■ **Task prompt**: Without including the pictures, copy out every line below.

■ **Extracted information**:
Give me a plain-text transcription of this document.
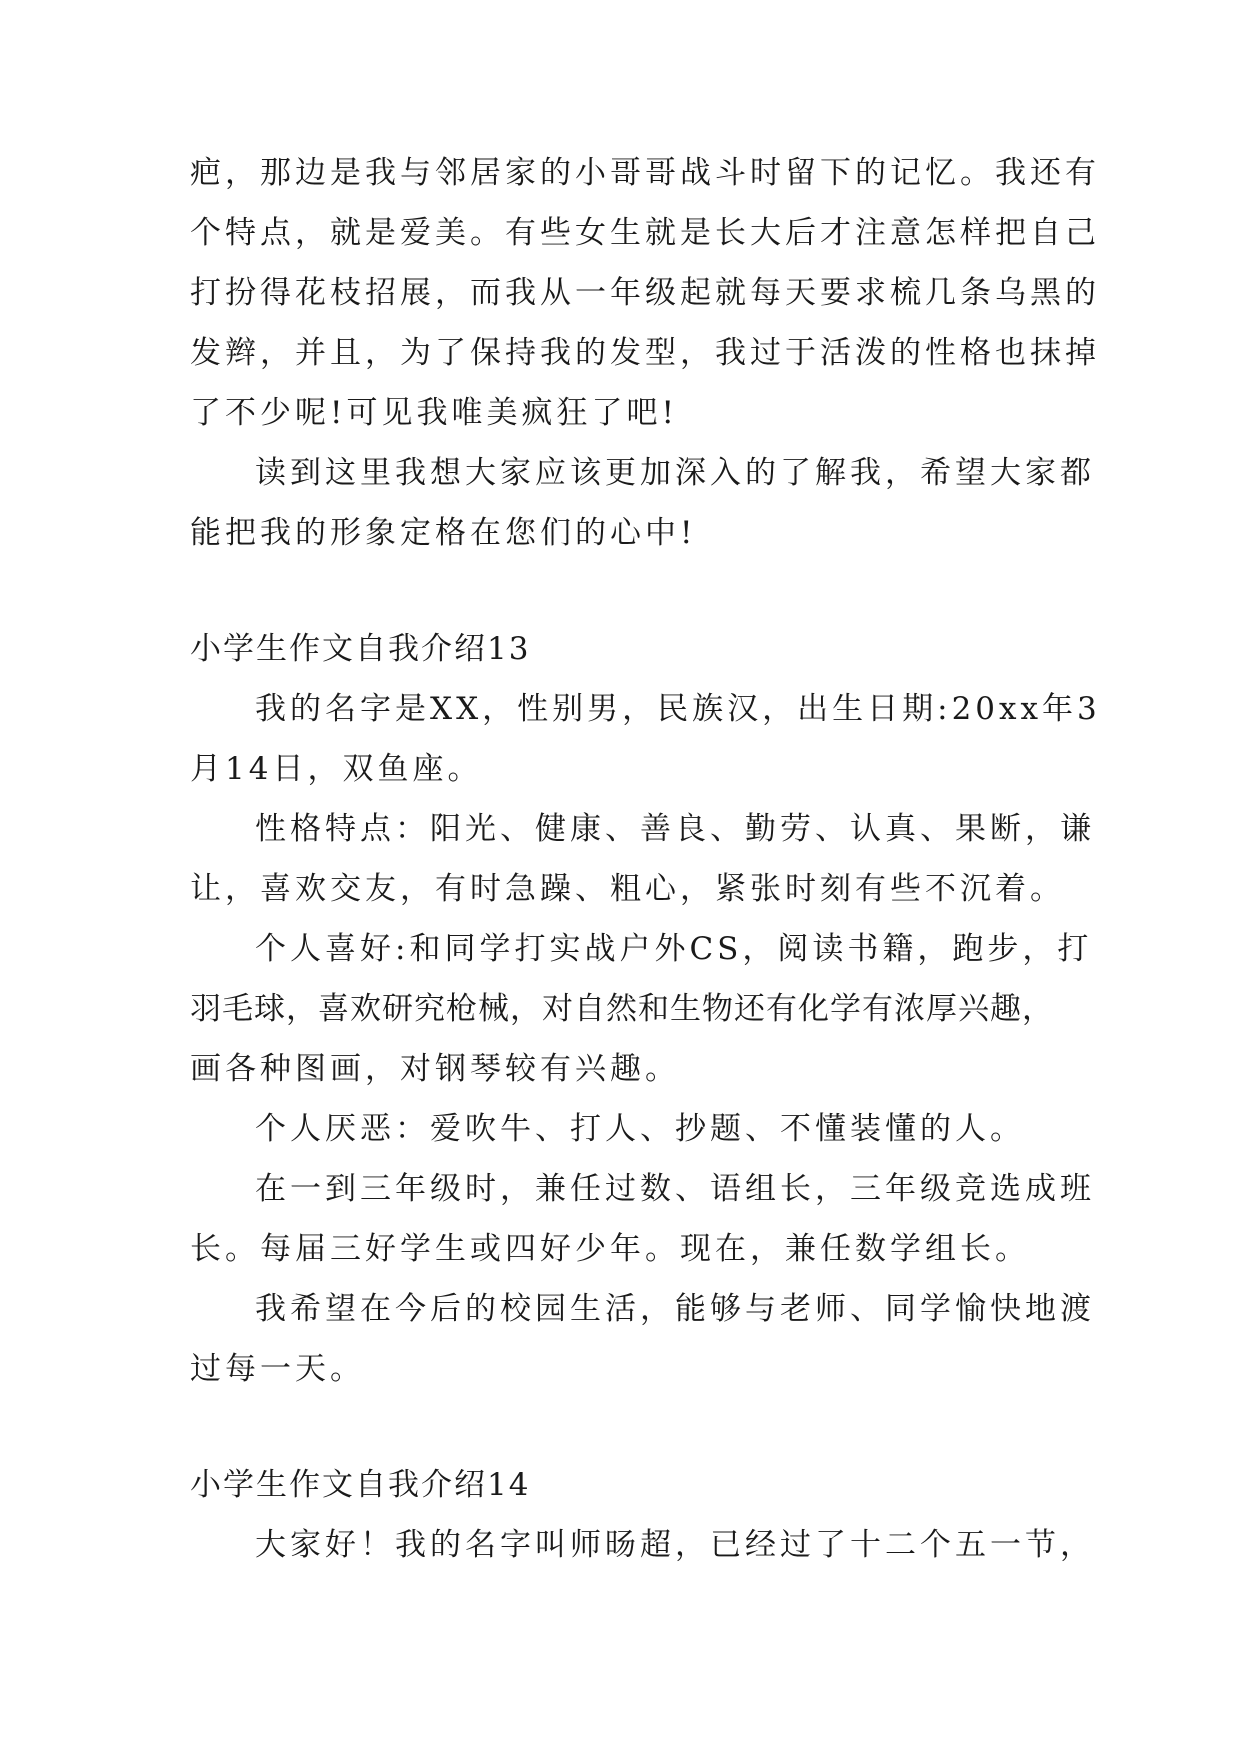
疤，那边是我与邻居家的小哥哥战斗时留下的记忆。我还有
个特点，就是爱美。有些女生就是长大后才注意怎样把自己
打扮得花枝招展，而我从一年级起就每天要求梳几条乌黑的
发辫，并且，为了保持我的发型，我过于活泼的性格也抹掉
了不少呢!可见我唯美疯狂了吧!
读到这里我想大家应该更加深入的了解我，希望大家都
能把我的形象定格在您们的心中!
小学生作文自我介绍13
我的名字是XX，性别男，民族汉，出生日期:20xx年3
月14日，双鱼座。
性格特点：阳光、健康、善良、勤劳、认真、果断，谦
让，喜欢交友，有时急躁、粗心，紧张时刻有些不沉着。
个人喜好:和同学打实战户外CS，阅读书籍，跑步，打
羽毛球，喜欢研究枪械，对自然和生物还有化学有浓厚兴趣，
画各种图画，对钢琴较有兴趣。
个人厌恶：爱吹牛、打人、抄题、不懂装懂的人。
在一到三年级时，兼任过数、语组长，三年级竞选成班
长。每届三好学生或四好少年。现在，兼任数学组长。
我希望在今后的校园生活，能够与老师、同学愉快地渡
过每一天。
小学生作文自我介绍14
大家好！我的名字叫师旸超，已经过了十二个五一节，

■ **Solution below**:
Give me a plain-text transcription of this document.
疤，那边是我与邻居家的小哥哥战斗时留下的记忆。我还有
个特点，就是爱美。有些女生就是长大后才注意怎样把自己
打扮得花枝招展，而我从一年级起就每天要求梳几条乌黑的
发辫，并且，为了保持我的发型，我过于活泼的性格也抹掉
了不少呢!可见我唯美疯狂了吧!
读到这里我想大家应该更加深入的了解我，希望大家都
能把我的形象定格在您们的心中!
小学生作文自我介绍13
我的名字是XX，性别男，民族汉，出生日期:20xx年3
月14日，双鱼座。
性格特点：阳光、健康、善良、勤劳、认真、果断，谦
让，喜欢交友，有时急躁、粗心，紧张时刻有些不沉着。
个人喜好:和同学打实战户外CS，阅读书籍，跑步，打
羽毛球，喜欢研究枪械，对自然和生物还有化学有浓厚兴趣，
画各种图画，对钢琴较有兴趣。
个人厌恶：爱吹牛、打人、抄题、不懂装懂的人。
在一到三年级时，兼任过数、语组长，三年级竞选成班
长。每届三好学生或四好少年。现在，兼任数学组长。
我希望在今后的校园生活，能够与老师、同学愉快地渡
过每一天。
小学生作文自我介绍14
大家好！我的名字叫师旸超，已经过了十二个五一节，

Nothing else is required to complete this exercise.